Your task.
Your task is to filter the data below down to the lines holding "recuerda".

Supplied data.
★ ★ ★ ★ ★ ★ ★

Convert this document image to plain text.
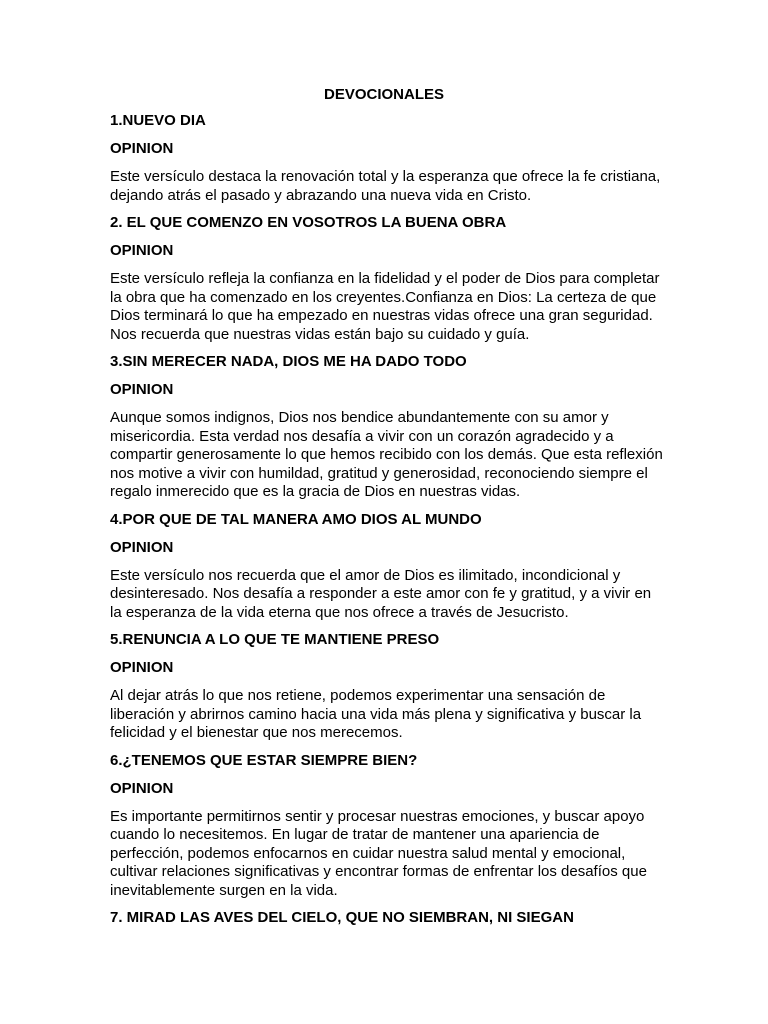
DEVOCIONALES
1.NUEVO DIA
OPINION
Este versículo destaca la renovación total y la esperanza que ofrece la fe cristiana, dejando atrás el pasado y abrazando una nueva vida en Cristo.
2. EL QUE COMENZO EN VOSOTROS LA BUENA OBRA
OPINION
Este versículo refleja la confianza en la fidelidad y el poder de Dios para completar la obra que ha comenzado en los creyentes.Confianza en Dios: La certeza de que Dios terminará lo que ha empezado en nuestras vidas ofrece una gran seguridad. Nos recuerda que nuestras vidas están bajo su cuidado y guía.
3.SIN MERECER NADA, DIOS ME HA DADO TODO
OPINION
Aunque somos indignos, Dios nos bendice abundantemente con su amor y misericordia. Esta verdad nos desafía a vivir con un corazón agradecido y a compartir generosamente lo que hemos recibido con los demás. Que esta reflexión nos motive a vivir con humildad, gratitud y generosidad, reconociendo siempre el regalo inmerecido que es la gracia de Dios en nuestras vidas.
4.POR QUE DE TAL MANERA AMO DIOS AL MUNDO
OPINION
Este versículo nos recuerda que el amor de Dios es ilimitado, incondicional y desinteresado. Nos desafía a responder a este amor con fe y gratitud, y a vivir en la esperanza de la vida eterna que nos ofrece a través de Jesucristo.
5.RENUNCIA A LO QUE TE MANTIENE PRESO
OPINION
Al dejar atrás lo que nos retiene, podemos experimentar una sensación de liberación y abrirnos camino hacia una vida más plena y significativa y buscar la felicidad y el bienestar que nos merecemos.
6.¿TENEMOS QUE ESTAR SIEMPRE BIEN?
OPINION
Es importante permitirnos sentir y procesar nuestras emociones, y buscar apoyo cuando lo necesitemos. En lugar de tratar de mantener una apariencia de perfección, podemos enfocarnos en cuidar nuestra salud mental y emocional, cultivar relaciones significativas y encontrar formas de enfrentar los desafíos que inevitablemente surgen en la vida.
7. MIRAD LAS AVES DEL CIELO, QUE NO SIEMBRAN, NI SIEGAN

★ ★ ★ ★ ★ ★ ★

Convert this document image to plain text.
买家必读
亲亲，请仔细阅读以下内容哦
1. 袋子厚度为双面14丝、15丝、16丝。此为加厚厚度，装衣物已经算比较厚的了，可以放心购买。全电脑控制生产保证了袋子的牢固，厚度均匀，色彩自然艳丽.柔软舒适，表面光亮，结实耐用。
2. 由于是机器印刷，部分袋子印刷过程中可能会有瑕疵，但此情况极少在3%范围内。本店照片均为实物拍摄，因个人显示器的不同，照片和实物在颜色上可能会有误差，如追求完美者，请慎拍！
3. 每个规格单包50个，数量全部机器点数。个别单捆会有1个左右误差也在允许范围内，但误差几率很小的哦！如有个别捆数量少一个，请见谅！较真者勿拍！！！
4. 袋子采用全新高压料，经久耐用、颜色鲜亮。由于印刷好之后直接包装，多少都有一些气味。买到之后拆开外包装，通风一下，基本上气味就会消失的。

★ ★ ★ ★ ★ ★ ★

Output for this task.
Este versículo refleja la confianza en la fidelidad y el poder de Dios para completar la obra que ha comenzado en los creyentes.Confianza en Dios: La certeza de que Dios terminará lo que ha empezado en nuestras vidas ofrece una gran seguridad. Nos recuerda que nuestras vidas están bajo su cuidado y guía.
Este versículo nos recuerda que el amor de Dios es ilimitado, incondicional y desinteresado. Nos desafía a responder a este amor con fe y gratitud, y a vivir en la esperanza de la vida eterna que nos ofrece a través de Jesucristo.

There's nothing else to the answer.